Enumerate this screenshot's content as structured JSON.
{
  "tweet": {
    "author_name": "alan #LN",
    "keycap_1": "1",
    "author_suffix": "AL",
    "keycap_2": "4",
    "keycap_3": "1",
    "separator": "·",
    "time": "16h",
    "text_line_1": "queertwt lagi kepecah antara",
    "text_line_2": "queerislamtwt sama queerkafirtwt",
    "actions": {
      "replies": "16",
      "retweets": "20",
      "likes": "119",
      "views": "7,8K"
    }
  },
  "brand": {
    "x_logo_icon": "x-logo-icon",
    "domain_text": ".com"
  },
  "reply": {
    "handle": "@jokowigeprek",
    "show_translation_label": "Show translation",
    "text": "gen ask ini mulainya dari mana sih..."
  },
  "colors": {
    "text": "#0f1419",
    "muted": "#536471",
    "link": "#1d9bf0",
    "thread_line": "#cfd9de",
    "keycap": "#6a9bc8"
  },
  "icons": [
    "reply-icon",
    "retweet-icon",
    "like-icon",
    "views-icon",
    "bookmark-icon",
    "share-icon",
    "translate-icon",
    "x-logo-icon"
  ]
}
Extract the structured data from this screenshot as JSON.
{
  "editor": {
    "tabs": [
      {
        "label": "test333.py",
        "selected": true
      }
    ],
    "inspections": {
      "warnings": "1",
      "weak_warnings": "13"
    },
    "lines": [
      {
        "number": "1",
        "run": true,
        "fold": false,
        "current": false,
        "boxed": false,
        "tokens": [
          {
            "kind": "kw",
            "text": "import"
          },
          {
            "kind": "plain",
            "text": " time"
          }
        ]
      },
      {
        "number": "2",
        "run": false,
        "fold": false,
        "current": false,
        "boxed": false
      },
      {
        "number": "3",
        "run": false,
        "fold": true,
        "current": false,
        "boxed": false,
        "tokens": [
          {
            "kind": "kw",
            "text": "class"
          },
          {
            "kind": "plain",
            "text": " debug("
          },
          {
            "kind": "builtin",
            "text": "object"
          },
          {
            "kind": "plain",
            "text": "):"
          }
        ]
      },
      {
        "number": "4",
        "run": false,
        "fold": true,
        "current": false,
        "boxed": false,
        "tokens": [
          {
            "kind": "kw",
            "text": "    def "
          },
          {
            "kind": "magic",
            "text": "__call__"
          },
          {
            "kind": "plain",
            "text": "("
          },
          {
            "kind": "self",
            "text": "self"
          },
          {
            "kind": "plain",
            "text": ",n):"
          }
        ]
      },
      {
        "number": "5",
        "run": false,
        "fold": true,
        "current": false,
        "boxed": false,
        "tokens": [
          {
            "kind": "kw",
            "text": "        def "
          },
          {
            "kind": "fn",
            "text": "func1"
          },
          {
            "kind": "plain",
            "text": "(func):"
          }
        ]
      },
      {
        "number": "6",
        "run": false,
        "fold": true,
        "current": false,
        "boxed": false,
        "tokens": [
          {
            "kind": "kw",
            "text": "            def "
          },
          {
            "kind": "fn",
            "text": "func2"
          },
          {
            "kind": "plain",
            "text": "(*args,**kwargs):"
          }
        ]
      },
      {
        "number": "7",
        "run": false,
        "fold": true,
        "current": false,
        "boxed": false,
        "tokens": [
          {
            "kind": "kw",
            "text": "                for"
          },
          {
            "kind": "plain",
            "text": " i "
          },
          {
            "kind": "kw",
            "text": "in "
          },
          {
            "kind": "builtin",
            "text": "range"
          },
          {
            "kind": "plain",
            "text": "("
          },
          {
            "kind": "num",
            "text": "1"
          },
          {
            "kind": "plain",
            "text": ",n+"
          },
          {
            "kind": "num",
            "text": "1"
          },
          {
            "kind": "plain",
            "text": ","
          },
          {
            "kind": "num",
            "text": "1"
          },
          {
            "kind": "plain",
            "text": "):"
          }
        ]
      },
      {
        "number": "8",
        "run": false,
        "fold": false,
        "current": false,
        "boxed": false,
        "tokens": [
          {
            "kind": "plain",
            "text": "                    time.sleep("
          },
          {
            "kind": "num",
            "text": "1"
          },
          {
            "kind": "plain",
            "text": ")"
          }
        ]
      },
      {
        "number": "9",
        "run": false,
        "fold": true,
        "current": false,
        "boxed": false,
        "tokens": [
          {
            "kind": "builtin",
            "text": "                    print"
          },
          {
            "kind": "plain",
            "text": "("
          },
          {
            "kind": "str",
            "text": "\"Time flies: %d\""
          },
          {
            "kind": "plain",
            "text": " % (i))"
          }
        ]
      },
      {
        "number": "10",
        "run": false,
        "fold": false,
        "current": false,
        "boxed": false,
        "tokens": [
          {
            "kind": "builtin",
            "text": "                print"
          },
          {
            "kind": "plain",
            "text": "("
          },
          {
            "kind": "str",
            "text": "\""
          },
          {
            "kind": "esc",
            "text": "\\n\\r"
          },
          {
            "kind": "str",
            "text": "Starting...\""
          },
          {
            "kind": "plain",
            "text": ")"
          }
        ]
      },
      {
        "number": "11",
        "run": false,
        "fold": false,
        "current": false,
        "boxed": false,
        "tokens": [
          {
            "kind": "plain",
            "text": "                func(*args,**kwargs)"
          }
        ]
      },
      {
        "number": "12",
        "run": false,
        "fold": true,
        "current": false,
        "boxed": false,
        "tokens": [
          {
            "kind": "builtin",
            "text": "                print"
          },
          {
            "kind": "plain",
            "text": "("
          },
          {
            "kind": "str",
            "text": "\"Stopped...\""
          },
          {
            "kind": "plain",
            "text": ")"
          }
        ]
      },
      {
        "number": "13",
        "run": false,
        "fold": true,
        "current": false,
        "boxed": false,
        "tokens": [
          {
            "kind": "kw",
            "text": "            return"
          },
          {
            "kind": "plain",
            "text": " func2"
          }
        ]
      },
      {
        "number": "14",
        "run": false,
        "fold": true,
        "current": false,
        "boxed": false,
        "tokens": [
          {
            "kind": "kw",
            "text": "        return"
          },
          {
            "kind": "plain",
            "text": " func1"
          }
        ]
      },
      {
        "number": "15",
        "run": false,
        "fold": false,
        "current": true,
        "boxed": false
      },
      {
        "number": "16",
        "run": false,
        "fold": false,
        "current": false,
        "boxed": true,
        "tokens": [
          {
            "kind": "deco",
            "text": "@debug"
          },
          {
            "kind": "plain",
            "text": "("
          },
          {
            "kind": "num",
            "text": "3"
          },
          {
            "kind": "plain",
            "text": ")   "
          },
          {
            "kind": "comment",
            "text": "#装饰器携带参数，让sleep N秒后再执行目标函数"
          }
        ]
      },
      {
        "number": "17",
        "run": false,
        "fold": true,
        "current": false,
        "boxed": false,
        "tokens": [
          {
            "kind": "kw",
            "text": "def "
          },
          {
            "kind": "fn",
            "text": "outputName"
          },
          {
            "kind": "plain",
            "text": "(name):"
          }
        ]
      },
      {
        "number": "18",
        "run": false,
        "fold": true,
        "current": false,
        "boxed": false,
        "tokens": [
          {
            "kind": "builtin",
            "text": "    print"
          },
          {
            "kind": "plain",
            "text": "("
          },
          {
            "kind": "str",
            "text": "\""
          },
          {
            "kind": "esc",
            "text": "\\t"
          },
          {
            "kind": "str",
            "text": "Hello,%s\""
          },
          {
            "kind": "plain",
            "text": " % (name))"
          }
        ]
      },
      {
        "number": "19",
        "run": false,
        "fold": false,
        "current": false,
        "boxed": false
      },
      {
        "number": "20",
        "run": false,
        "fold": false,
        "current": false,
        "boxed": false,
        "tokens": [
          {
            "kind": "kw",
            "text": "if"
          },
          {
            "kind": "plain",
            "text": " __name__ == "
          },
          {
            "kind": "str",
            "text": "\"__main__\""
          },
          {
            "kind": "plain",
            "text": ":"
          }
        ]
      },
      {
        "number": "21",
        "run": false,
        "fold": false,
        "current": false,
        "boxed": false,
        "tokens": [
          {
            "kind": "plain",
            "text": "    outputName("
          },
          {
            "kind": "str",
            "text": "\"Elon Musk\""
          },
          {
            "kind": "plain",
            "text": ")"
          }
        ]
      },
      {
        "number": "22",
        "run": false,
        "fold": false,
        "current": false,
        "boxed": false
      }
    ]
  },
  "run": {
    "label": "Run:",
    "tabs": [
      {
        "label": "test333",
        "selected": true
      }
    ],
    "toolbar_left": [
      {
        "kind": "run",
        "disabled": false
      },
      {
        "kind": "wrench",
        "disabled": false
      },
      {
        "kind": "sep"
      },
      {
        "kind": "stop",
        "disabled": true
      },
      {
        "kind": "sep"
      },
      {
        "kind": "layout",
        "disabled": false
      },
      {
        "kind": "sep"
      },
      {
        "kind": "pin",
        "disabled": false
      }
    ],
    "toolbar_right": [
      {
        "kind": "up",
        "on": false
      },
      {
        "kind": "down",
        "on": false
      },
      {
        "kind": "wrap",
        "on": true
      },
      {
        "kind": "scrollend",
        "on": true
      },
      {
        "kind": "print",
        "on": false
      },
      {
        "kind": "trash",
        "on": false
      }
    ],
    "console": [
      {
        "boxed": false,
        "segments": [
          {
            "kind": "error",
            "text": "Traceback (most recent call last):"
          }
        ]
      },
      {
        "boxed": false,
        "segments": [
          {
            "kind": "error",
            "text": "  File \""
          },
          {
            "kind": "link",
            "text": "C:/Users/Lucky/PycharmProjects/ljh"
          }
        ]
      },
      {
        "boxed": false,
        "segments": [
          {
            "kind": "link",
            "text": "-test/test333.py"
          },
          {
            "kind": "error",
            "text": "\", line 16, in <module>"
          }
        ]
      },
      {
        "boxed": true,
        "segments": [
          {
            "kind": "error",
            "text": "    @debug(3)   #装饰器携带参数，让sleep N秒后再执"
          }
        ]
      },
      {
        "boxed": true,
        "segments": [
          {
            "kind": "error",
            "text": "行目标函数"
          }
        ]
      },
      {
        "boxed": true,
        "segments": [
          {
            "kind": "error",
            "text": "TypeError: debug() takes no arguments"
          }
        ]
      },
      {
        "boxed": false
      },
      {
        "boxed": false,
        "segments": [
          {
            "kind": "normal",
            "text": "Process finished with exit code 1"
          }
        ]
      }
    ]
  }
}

-*-*-

*Objective*
Select the lines in this material that hold the word "debug", leaving none out.

*Result*
            "text": " debug("
            "text": "@debug"
            "text": "    @debug(3)   #装饰器携带参数，让sleep N秒后再执"
            "text": "TypeError: debug() takes no arguments"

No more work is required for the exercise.